= Work required =
From the entries below, extract every line that includes the word "body".

= Dataset records =
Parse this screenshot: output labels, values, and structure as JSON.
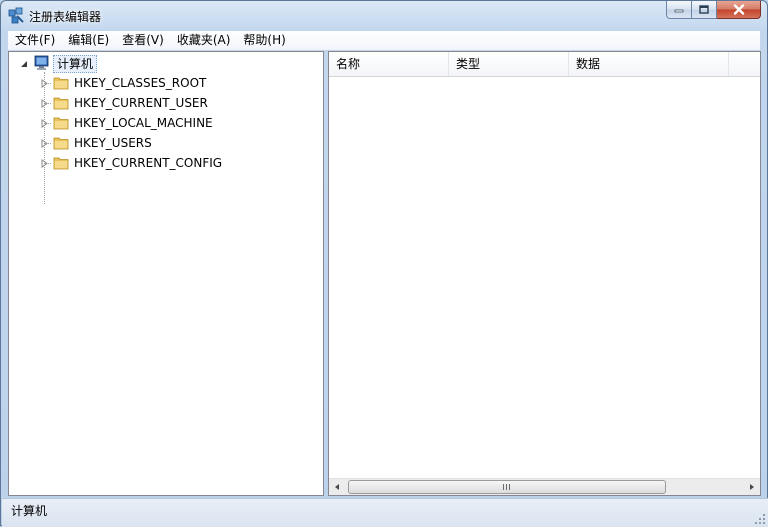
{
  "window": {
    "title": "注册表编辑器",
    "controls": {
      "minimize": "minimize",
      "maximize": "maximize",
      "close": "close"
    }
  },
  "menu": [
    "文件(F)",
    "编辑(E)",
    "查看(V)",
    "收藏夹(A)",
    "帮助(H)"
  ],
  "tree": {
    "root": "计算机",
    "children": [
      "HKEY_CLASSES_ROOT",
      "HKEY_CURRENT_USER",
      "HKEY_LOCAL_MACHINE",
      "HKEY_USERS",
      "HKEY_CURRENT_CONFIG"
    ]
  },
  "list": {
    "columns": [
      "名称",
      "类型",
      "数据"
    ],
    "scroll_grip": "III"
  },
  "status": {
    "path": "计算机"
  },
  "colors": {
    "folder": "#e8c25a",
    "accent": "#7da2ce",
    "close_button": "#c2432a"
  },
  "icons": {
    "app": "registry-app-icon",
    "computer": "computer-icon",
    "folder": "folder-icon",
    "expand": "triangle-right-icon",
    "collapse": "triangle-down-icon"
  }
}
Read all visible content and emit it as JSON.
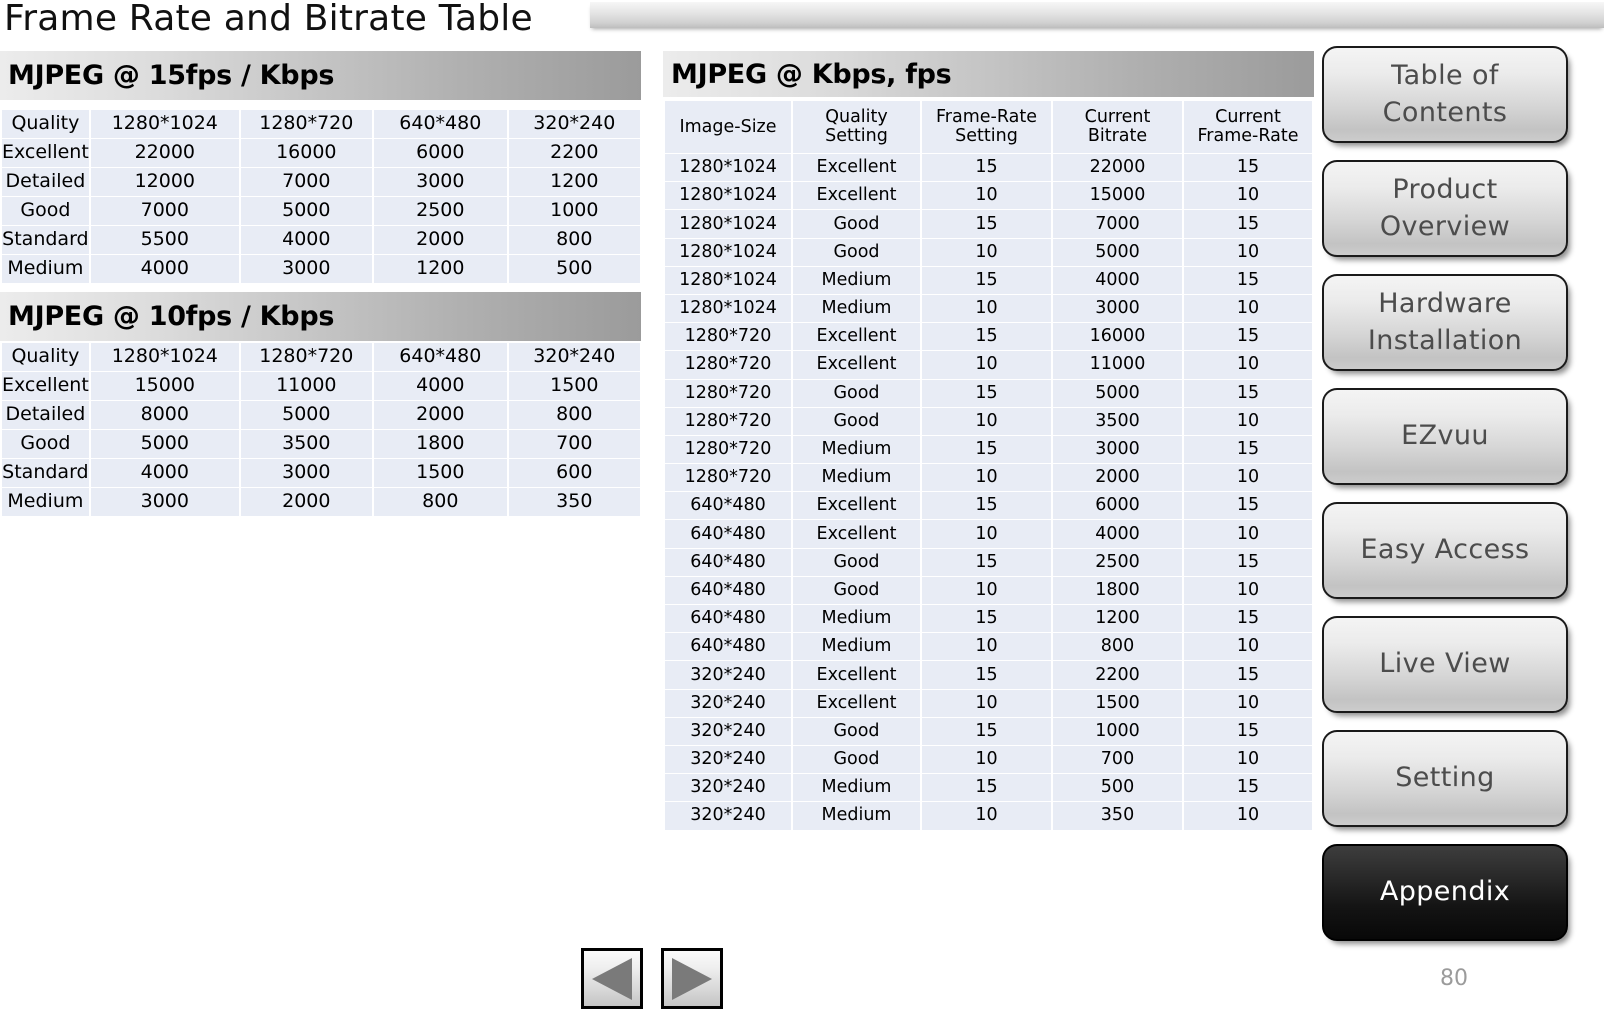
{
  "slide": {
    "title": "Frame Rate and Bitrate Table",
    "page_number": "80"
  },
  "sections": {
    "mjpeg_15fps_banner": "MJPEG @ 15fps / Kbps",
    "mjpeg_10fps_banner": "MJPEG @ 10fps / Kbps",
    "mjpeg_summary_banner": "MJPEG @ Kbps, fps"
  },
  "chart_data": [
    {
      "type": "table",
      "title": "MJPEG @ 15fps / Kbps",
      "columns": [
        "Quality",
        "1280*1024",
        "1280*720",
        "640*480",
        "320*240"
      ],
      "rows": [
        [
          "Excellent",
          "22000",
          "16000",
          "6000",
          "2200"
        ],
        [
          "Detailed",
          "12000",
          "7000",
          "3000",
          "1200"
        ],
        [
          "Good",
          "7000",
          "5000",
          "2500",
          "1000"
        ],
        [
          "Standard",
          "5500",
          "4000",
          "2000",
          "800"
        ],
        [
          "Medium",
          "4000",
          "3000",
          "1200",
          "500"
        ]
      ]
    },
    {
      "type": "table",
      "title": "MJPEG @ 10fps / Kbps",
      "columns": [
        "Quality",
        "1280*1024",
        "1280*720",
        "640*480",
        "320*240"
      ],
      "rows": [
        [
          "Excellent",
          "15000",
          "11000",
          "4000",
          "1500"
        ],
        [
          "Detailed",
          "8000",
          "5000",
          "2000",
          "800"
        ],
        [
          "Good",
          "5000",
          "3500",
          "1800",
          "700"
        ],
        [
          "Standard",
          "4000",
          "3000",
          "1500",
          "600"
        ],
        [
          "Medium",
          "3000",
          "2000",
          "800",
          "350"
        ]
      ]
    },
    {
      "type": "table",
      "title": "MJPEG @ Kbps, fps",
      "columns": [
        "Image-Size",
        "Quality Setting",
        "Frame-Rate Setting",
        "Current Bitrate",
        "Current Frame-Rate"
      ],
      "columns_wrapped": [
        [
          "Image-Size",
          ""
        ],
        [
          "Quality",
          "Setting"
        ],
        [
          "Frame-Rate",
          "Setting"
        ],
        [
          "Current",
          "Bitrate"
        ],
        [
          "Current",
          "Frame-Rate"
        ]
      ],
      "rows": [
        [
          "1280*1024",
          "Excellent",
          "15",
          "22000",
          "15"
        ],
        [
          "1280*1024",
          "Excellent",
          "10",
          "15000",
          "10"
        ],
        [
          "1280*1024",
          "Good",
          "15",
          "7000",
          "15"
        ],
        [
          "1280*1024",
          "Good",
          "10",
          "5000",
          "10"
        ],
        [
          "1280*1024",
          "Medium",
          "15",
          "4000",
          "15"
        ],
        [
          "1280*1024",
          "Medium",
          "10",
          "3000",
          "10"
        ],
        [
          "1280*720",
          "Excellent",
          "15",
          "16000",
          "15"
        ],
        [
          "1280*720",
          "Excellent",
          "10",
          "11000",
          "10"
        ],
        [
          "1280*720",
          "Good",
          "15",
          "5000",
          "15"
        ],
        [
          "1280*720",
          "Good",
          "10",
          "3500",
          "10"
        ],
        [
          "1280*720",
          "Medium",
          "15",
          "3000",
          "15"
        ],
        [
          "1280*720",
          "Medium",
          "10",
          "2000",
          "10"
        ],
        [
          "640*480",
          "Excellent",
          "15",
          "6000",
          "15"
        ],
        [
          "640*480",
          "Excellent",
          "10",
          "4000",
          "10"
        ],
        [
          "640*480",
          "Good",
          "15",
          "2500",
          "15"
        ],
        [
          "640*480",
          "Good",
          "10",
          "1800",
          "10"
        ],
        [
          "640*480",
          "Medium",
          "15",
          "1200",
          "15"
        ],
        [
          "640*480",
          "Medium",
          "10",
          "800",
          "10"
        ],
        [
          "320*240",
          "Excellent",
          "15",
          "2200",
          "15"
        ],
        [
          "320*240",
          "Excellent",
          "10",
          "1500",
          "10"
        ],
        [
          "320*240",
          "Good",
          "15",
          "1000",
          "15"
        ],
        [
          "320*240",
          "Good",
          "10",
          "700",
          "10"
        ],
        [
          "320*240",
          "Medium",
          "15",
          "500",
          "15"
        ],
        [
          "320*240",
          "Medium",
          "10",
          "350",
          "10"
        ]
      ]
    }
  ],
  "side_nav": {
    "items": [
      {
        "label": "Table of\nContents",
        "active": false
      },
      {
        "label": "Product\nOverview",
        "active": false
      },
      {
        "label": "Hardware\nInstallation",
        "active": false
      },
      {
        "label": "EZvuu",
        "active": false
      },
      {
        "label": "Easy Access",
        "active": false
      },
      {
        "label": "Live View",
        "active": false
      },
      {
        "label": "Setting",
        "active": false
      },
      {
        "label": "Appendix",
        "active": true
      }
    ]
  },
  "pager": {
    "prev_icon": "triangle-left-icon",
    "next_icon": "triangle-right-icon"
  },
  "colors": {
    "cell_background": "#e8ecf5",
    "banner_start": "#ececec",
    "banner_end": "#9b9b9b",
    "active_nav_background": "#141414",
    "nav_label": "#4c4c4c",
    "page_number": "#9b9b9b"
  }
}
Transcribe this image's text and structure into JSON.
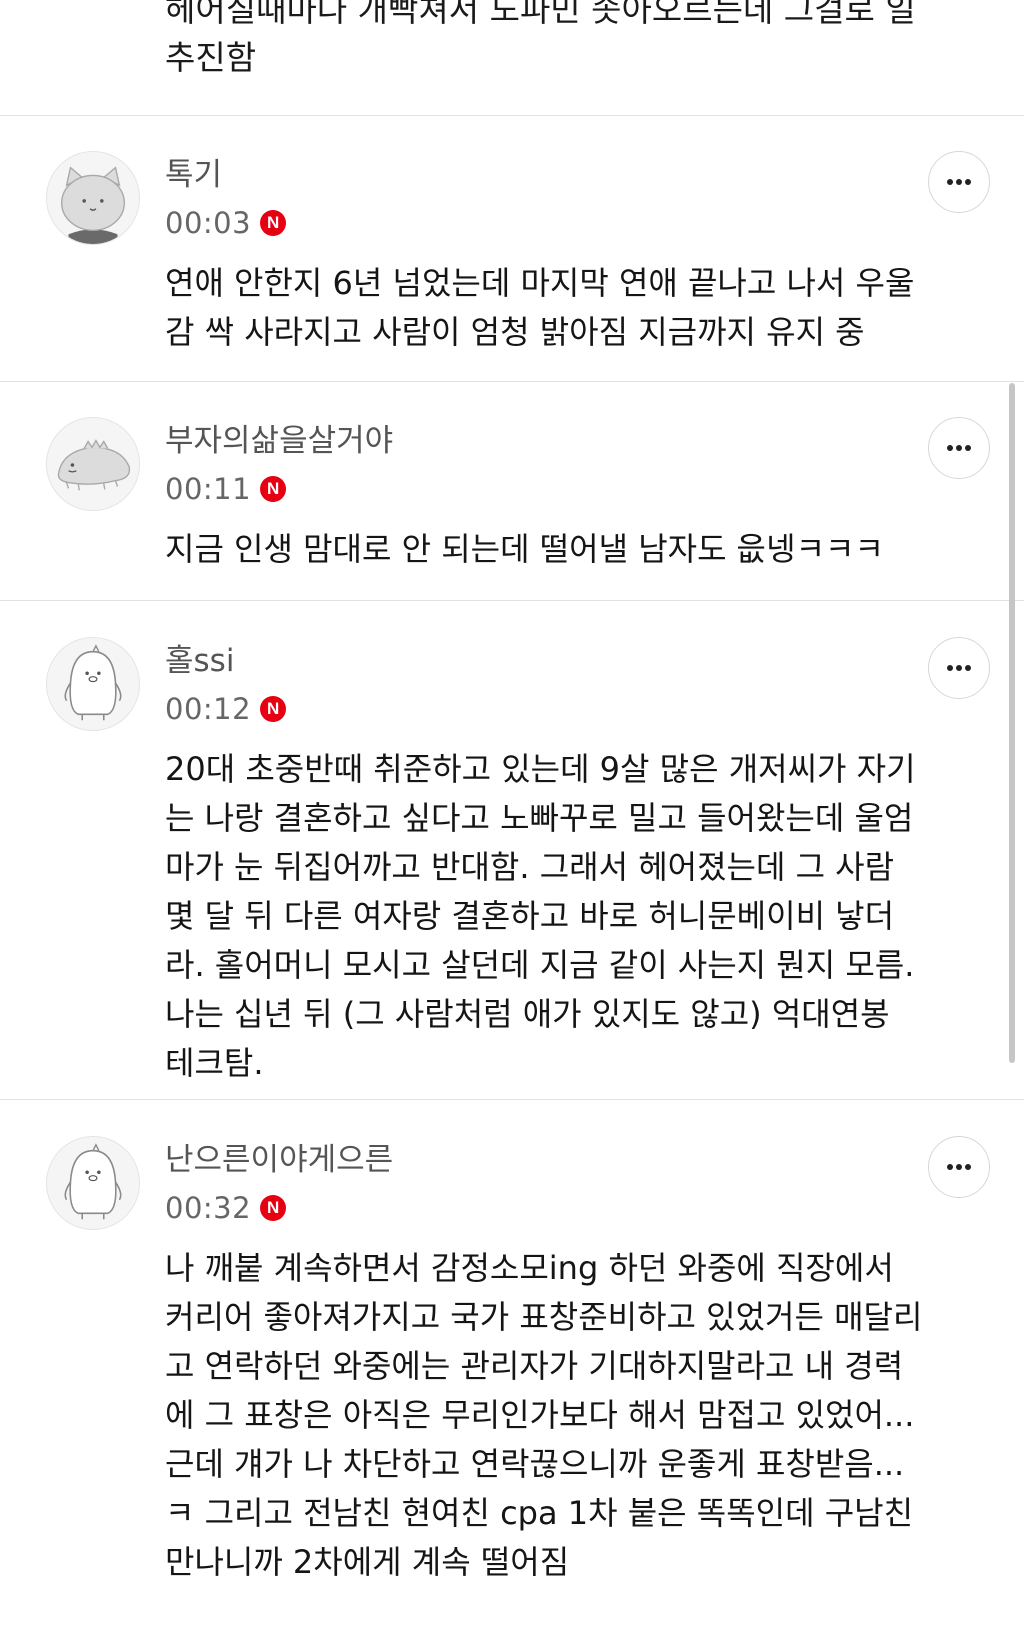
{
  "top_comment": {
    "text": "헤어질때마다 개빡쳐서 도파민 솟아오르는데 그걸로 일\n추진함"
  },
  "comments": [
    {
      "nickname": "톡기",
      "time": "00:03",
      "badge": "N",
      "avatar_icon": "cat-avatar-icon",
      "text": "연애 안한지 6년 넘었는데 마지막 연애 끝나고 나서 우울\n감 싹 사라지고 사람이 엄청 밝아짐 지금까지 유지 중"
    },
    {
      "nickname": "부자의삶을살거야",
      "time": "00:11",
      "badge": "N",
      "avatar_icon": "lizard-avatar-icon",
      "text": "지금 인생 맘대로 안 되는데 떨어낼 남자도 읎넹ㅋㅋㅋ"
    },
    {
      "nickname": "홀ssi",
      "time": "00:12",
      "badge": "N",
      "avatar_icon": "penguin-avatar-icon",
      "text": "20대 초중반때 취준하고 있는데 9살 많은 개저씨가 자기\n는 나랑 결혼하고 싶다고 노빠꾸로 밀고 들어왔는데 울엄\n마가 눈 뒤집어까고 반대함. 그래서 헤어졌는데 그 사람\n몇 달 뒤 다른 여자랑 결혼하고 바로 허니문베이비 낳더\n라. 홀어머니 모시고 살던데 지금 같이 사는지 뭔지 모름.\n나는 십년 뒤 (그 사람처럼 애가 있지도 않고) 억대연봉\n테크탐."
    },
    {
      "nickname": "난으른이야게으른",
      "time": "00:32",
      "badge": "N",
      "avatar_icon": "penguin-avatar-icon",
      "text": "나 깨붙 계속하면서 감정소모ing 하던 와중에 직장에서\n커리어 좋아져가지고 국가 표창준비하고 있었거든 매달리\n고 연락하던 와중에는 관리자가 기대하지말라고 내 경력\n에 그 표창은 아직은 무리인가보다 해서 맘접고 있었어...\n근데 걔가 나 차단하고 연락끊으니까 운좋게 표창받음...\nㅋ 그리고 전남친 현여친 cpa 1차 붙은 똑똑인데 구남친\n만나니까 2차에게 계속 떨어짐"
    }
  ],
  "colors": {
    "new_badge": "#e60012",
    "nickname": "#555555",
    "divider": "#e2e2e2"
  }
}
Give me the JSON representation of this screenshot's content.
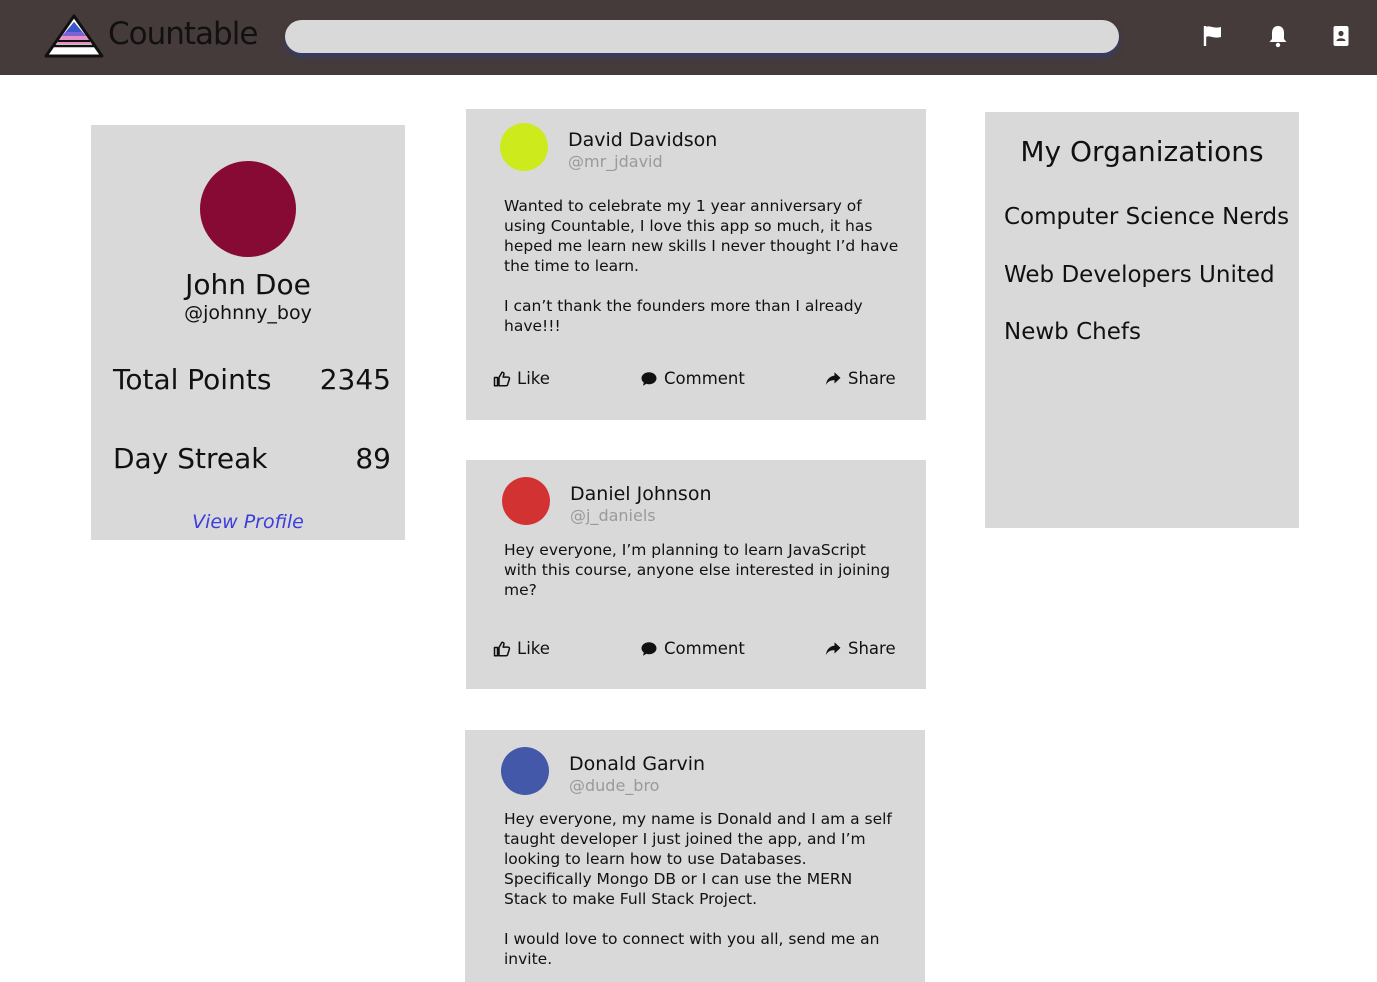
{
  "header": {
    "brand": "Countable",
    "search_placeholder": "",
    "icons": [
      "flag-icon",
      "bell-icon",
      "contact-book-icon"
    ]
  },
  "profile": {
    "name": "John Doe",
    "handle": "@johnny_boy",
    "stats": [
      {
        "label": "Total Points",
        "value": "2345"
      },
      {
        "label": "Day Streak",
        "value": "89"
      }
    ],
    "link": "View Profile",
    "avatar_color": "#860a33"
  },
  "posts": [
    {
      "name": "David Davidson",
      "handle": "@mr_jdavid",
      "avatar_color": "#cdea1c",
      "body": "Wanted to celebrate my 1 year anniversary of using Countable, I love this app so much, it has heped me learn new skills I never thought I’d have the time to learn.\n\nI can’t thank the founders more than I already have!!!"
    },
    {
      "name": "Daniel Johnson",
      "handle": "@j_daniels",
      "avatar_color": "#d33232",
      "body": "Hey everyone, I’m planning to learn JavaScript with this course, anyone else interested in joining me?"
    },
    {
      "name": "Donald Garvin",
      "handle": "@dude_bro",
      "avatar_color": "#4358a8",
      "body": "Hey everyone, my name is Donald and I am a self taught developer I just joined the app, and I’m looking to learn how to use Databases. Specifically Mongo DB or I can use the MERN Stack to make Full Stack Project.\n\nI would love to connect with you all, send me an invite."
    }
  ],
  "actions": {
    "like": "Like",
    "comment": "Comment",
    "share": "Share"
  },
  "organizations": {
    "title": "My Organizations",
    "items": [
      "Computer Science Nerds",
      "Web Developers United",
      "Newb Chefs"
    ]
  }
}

= Result =
      "body": "Wanted to celebrate my 1 year anniversary of using Countable, I love this app so much, it has heped me learn new skills I never thought I’d have the time to learn.\n\nI can’t thank the founders more than I already have!!!"
      "body": "Hey everyone, I’m planning to learn JavaScript with this course, anyone else interested in joining me?"
      "body": "Hey everyone, my name is Donald and I am a self taught developer I just joined the app, and I’m looking to learn how to use Databases. Specifically Mongo DB or I can use the MERN Stack to make Full Stack Project.\n\nI would love to connect with you all, send me an invite."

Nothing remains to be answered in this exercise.